[Start]
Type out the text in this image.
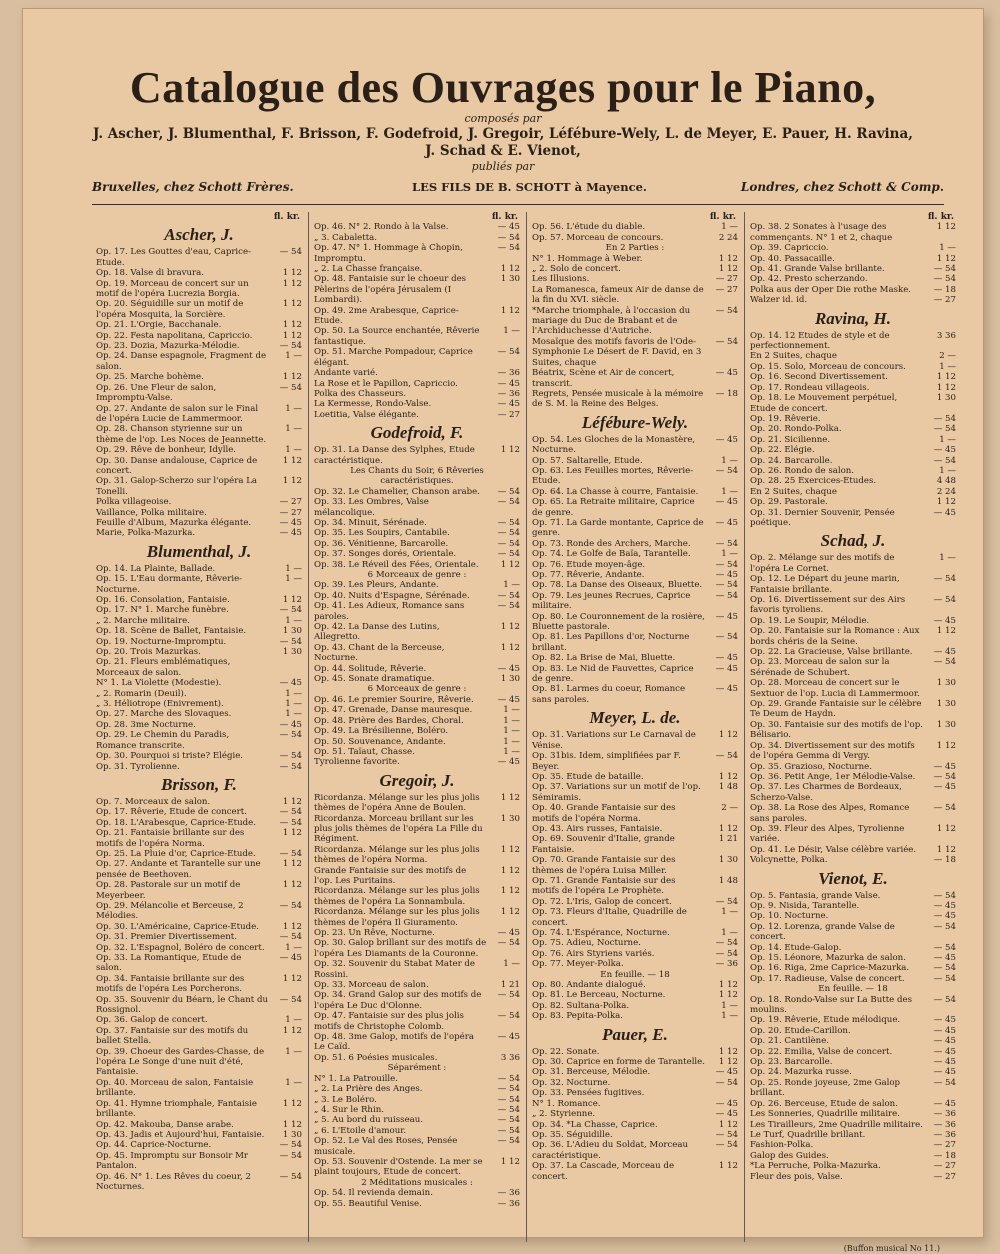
Catalogue des Ouvrages pour le Piano,
composés par
J. Ascher, J. Blumenthal, F. Brisson, F. Godefroid, J. Gregoir, Léfébure-Wely, L. de Meyer, E. Pauer, H. Ravina,
J. Schad & E. Vienot,
publiés par
Bruxelles, chez Schott Frères.	LES FILS DE B. SCHOTT à Mayence.	Londres, chez Schott & Comp.
fl. kr.
Ascher, J.
Op. 17. Les Gouttes d'eau, Caprice-Etude.
— 54
Op. 18. Valse di bravura.	1 12
Op. 19. Morceau de concert sur un motif de l'opéra Lucrezia Borgia.
1 12
Op. 20. Séguidille sur un motif de l'opéra Mosquita, la Sorcière.
1 12
Op. 21. L'Orgie, Bacchanale.	1 12
Op. 22. Festa napolitana, Capriccio.	1 12
Op. 23. Dozia, Mazurka-Mélodie.	— 54
Op. 24. Danse espagnole, Fragment de salon.
1 —
Op. 25. Marche bohème.	1 12
Op. 26. Une Fleur de salon, Impromptu-Valse.
— 54
Op. 27. Andante de salon sur le Final de l'opéra Lucie de Lammermoor.
1 —
Op. 28. Chanson styrienne sur un thème de l'op. Les Noces de Jeannette.
1 —
Op. 29. Rêve de bonheur, Idylle.	1 —
Op. 30. Danse andalouse, Caprice de concert.
1 12
Op. 31. Galop-Scherzo sur l'opéra La Tonelli.
1 12
Polka villageoise.	— 27
Vaillance, Polka militaire.	— 27
Feuille d'Album, Mazurka élégante.	— 45
Marie, Polka-Mazurka.	— 45
Blumenthal, J.
Op. 14. La Plainte, Ballade.	1 —
Op. 15. L'Eau dormante, Rêverie-Nocturne.
1 —
Op. 16. Consolation, Fantaisie.	1 12
Op. 17. N° 1. Marche funèbre.	— 54
„ 2. Marche militaire.	1 —
Op. 18. Scène de Ballet, Fantaisie.	1 30
Op. 19. Nocturne-Impromptu.	— 54
Op. 20. Trois Mazurkas.	1 30
Op. 21. Fleurs emblématiques, Morceaux de salon.
N° 1. La Violette (Modestie).	— 45
„ 2. Romarin (Deuil).	1 —
„ 3. Héliotrope (Enivrement).	1 —
Op. 27. Marche des Slovaques.	1 —
Op. 28. 3me Nocturne.	— 45
Op. 29. Le Chemin du Paradis, Romance transcrite.
— 54
Op. 30. Pourquoi si triste? Elégie.	— 54
Op. 31. Tyrolienne.	— 54
Brisson, F.
Op. 7. Morceaux de salon.	1 12
Op. 17. Rêverie, Etude de concert.	— 54
Op. 18. L'Arabesque, Caprice-Etude.	— 54
Op. 21. Fantaisie brillante sur des motifs de l'opéra Norma.
1 12
Op. 25. La Pluie d'or, Caprice-Etude.	— 54
Op. 27. Andante et Tarantelle sur une pensée de Beethoven.
1 12
Op. 28. Pastorale sur un motif de Meyerbeer.
1 12
Op. 29. Mélancolie et Berceuse, 2 Mélodies.
— 54
Op. 30. L'Américaine, Caprice-Etude.	1 12
Op. 31. Premier Divertissement.	— 54
Op. 32. L'Espagnol, Boléro de concert.	1 —
Op. 33. La Romantique, Etude de salon.
— 45
Op. 34. Fantaisie brillante sur des motifs de l'opéra Les Porcherons.
1 12
Op. 35. Souvenir du Béarn, le Chant du Rossignol.
— 54
Op. 36. Galop de concert.	1 —
Op. 37. Fantaisie sur des motifs du ballet Stella.
1 12
Op. 39. Choeur des Gardes-Chasse, de l'opéra Le Songe d'une nuit d'été, Fantaisie.
1 —
Op. 40. Morceau de salon, Fantaisie brillante.
1 —
Op. 41. Hymne triomphale, Fantaisie brillante.
1 12
Op. 42. Makouba, Danse arabe.	1 12
Op. 43. Jadis et Aujourd'hui, Fantaisie.	1 30
Op. 44. Caprice-Nocturne.	— 54
Op. 45. Impromptu sur Bonsoir Mr Pantalon.
— 54
Op. 46. N° 1. Les Rêves du coeur, 2 Nocturnes.
— 54
fl. kr.
Op. 46. N° 2. Rondo à la Valse.	— 45
„ 3. Cabaletta.	— 54
Op. 47. N° 1. Hommage à Chopin, Impromptu.
— 54
„ 2. La Chasse française.	1 12
Op. 48. Fantaisie sur le choeur des Pèlerins de l'opéra Jérusalem (I Lombardi).
1 30
Op. 49. 2me Arabesque, Caprice-Etude.
1 12
Op. 50. La Source enchantée, Rêverie fantastique.
1 —
Op. 51. Marche Pompadour, Caprice élégant.
— 54
Andante varié.	— 36
La Rose et le Papillon, Capriccio.	— 45
Polka des Chasseurs.	— 36
La Kermesse, Rondo-Valse.	— 45
Loetitia, Valse élégante.	— 27
Godefroid, F.
Op. 31. La Danse des Sylphes, Etude caractéristique.
1 12
Les Chants du Soir, 6 Rêveries caractéristiques.
Op. 32. Le Chamelier, Chanson arabe.	— 54
Op. 33. Les Ombres, Valse mélancolique.
— 54
Op. 34. Minuit, Sérénade.	— 54
Op. 35. Les Soupirs, Cantabile.	— 54
Op. 36. Vénitienne, Barcarolle.	— 54
Op. 37. Songes dorés, Orientale.	— 54
Op. 38. Le Réveil des Fées, Orientale.	1 12
6 Morceaux de genre :
Op. 39. Les Pleurs, Andante.	1 —
Op. 40. Nuits d'Espagne, Sérénade.	— 54
Op. 41. Les Adieux, Romance sans paroles.
— 54
Op. 42. La Danse des Lutins, Allegretto.
1 12
Op. 43. Chant de la Berceuse, Nocturne.
1 12
Op. 44. Solitude, Rêverie.	— 45
Op. 45. Sonate dramatique.	1 30
6 Morceaux de genre :
Op. 46. Le premier Sourire, Rêverie.	— 45
Op. 47. Grenade, Danse mauresque.	1 —
Op. 48. Prière des Bardes, Choral.	1 —
Op. 49. La Brésilienne, Boléro.	1 —
Op. 50. Souvenance, Andante.	1 —
Op. 51. Taïaut, Chasse.	1 —
Tyrolienne favorite.	— 45
Gregoir, J.
Ricordanza. Mélange sur les plus jolis thèmes de l'opéra Anne de Boulen.
1 12
Ricordanza. Morceau brillant sur les plus jolis thèmes de l'opéra La Fille du Régiment.
1 30
Ricordanza. Mélange sur les plus jolis thèmes de l'opéra Norma.
1 12
Grande Fantaisie sur des motifs de l'op. Les Puritains.
1 12
Ricordanza. Mélange sur les plus jolis thèmes de l'opéra La Sonnambula.
1 12
Ricordanza. Mélange sur les plus jolis thèmes de l'opéra Il Giuramento.
1 12
Op. 23. Un Rêve, Nocturne.	— 45
Op. 30. Galop brillant sur des motifs de l'opéra Les Diamants de la Couronne.
— 54
Op. 32. Souvenir du Stabat Mater de Rossini.
1 —
Op. 33. Morceau de salon.	1 21
Op. 34. Grand Galop sur des motifs de l'opéra Le Duc d'Olonne.
— 54
Op. 47. Fantaisie sur des plus jolis motifs de Christophe Colomb.
— 54
Op. 48. 3me Galop, motifs de l'opéra Le Caïd.
— 45
Op. 51. 6 Poésies musicales.	3 36
Séparément :
N° 1. La Patrouille.	— 54
„ 2. La Prière des Anges.	— 54
„ 3. Le Boléro.	— 54
„ 4. Sur le Rhin.	— 54
„ 5. Au bord du ruisseau.	— 54
„ 6. L'Etoile d'amour.	— 54
Op. 52. Le Val des Roses, Pensée musicale.
— 54
Op. 53. Souvenir d'Ostende. La mer se plaint toujours, Etude de concert.
1 12
2 Méditations musicales :
Op. 54. Il revienda demain.	— 36
Op. 55. Beautiful Venise.	— 36
fl. kr.
Op. 56. L'étude du diable.	1 —
Op. 57. Morceau de concours.	2 24
En 2 Parties :
N° 1. Hommage à Weber.	1 12
„ 2. Solo de concert.	1 12
Les Illusions.	— 27
La Romanesca, fameux Air de danse de la fin du XVI. siècle.
— 27
*Marche triomphale, à l'occasion du mariage du Duc de Brabant et de l'Archiduchesse d'Autriche.
— 54
Mosaïque des motifs favoris de l'Ode-Symphonie Le Désert de F. David, en 3 Suites, chaque
— 54
Béatrix, Scène et Air de concert, transcrit.
— 45
Regrets, Pensée musicale à la mémoire de S. M. la Reine des Belges.
— 18
Léfébure-Wely.
Op. 54. Les Gloches de la Monastère, Nocturne.
— 45
Op. 57. Saltarelle, Etude.	1 —
Op. 63. Les Feuilles mortes, Rêverie-Etude.
— 54
Op. 64. La Chasse à courre, Fantaisie.	1 —
Op. 65. La Retraite militaire, Caprice de genre.
— 45
Op. 71. La Garde montante, Caprice de genre.
— 45
Op. 73. Ronde des Archers, Marche.	— 54
Op. 74. Le Golfe de Baïa, Tarantelle.	1 —
Op. 76. Etude moyen-âge.	— 54
Op. 77. Rêverie, Andante.	— 45
Op. 78. La Danse des Oiseaux, Bluette.	— 54
Op. 79. Les jeunes Recrues, Caprice militaire.
— 54
Op. 80. Le Couronnement de la rosière, Bluette pastorale.
— 45
Op. 81. Les Papillons d'or, Nocturne brillant.
— 54
Op. 82. La Brise de Mai, Bluette.	— 45
Op. 83. Le Nid de Fauvettes, Caprice de genre.
— 45
Op. 81. Larmes du coeur, Romance sans paroles.
— 45
Meyer, L. de.
Op. 31. Variations sur Le Carnaval de Vénise.
1 12
Op. 31bis. Idem, simplifiées par F. Beyer.
— 54
Op. 35. Etude de bataille.	1 12
Op. 37. Variations sur un motif de l'op. Sémiramis.
1 48
Op. 40. Grande Fantaisie sur des motifs de l'opéra Norma.
2 —
Op. 43. Airs russes, Fantaisie.	1 12
Op. 69. Souvenir d'Italie, grande Fantaisie.
1 21
Op. 70. Grande Fantaisie sur des thèmes de l'opéra Luisa Miller.
1 30
Op. 71. Grande Fantaisie sur des motifs de l'opéra Le Prophète.
1 48
Op. 72. L'Iris, Galop de concert.	— 54
Op. 73. Fleurs d'Italie, Quadrille de concert.
1 —
Op. 74. L'Espérance, Nocturne.	1 —
Op. 75. Adieu, Nocturne.	— 54
Op. 76. Airs Styriens variés.	— 54
Op. 77. Meyer-Polka.	— 36
En feuille. — 18
Op. 80. Andante dialogué.	1 12
Op. 81. Le Berceau, Nocturne.	1 12
Op. 82. Sultana-Polka.	1 —
Op. 83. Pepita-Polka.	1 —
Pauer, E.
Op. 22. Sonate.	1 12
Op. 30. Caprice en forme de Tarantelle.	1 12
Op. 31. Berceuse, Mélodie.	— 45
Op. 32. Nocturne.	— 54
Op. 33. Pensées fugitives.
N° 1. Romance.	— 45
„ 2. Styrienne.	— 45
Op. 34. *La Chasse, Caprice.	1 12
Op. 35. Séguidille.	— 54
Op. 36. L'Adieu du Soldat, Morceau caractéristique.
— 54
Op. 37. La Cascade, Morceau de concert.
1 12
fl. kr.
Op. 38. 2 Sonates à l'usage des commençants. N° 1 et 2, chaque
1 12
Op. 39. Capriccio.	1 —
Op. 40. Passacaille.	1 12
Op. 41. Grande Valse brillante.	— 54
Op. 42. Presto scherzando.	— 54
Polka aus der Oper Die rothe Maske.	— 18
Walzer id. id.	— 27
Ravina, H.
Op. 14. 12 Etudes de style et de perfectionnement.
3 36
En 2 Suites, chaque	2 —
Op. 15. Solo, Morceau de concours.	1 —
Op. 16. Second Divertissement.	1 12
Op. 17. Rondeau villageois.	1 12
Op. 18. Le Mouvement perpétuel, Etude de concert.
1 30
Op. 19. Rêverie.	— 54
Op. 20. Rondo-Polka.	— 54
Op. 21. Sicilienne.	1 —
Op. 22. Elégie.	— 45
Op. 24. Barcarolle.	— 54
Op. 26. Rondo de salon.	1 —
Op. 28. 25 Exercices-Etudes.	4 48
En 2 Suites, chaque	2 24
Op. 29. Pastorale.	1 12
Op. 31. Dernier Souvenir, Pensée poétique.
— 45
Schad, J.
Op. 2. Mélange sur des motifs de l'opéra Le Cornet.
1 —
Op. 12. Le Départ du jeune marin, Fantaisie brillante.
— 54
Op. 16. Divertissement sur des Airs favoris tyroliens.
— 54
Op. 19. Le Soupir, Mélodie.	— 45
Op. 20. Fantaisie sur la Romance : Aux bords chéris de la Seine.
1 12
Op. 22. La Gracieuse, Valse brillante.	— 45
Op. 23. Morceau de salon sur la Sérénade de Schubert.
— 54
Op. 28. Morceau de concert sur le Sextuor de l'op. Lucia di Lammermoor.
1 30
Op. 29. Grande Fantaisie sur le célèbre Te Deum de Haydn.
1 30
Op. 30. Fantaisie sur des motifs de l'op. Bélisario.
1 30
Op. 34. Divertissement sur des motifs de l'opéra Gemma di Vergy.
1 12
Op. 35. Grazioso, Nocturne.	— 45
Op. 36. Petit Ange, 1er Mélodie-Valse.	— 54
Op. 37. Les Charmes de Bordeaux, Scherzo-Valse.
— 45
Op. 38. La Rose des Alpes, Romance sans paroles.
— 54
Op. 39. Fleur des Alpes, Tyrolienne variée.
1 12
Op. 41. Le Désir, Valse célèbre variée.	1 12
Volcynette, Polka.	— 18
Vienot, E.
Op. 5. Fantasia, grande Valse.	— 54
Op. 9. Nisida, Tarantelle.	— 45
Op. 10. Nocturne.	— 45
Op. 12. Lorenza, grande Valse de concert.
— 54
Op. 14. Etude-Galop.	— 54
Op. 15. Léonore, Mazurka de salon.	— 45
Op. 16. Riga, 2me Caprice-Mazurka.	— 54
Op. 17. Radieuse, Valse de concert.	— 54
En feuille. — 18
Op. 18. Rondo-Valse sur La Butte des moulins.
— 54
Op. 19. Rêverie, Etude mélodique.	— 45
Op. 20. Etude-Carillon.	— 45
Op. 21. Cantilène.	— 45
Op. 22. Emilia, Valse de concert.	— 45
Op. 23. Barcarolle.	— 45
Op. 24. Mazurka russe.	— 45
Op. 25. Ronde joyeuse, 2me Galop brillant.
— 54
Op. 26. Berceuse, Etude de salon.	— 45
Les Sonneries, Quadrille militaire.	— 36
Les Tirailleurs, 2me Quadrille militaire.	— 36
Le Turf, Quadrille brillant.	— 36
Fashion-Polka.	— 27
Galop des Guides.	— 18
*La Perruche, Polka-Mazurka.	— 27
Fleur des pois, Valse.	— 27
(Buffon musical No 11.)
[End]
Copy out each line of the records that holds the string "concours".

Completed exercise:
Op. 57. Morceau de concours.	2 24
Op. 15. Solo, Morceau de concours.	1 —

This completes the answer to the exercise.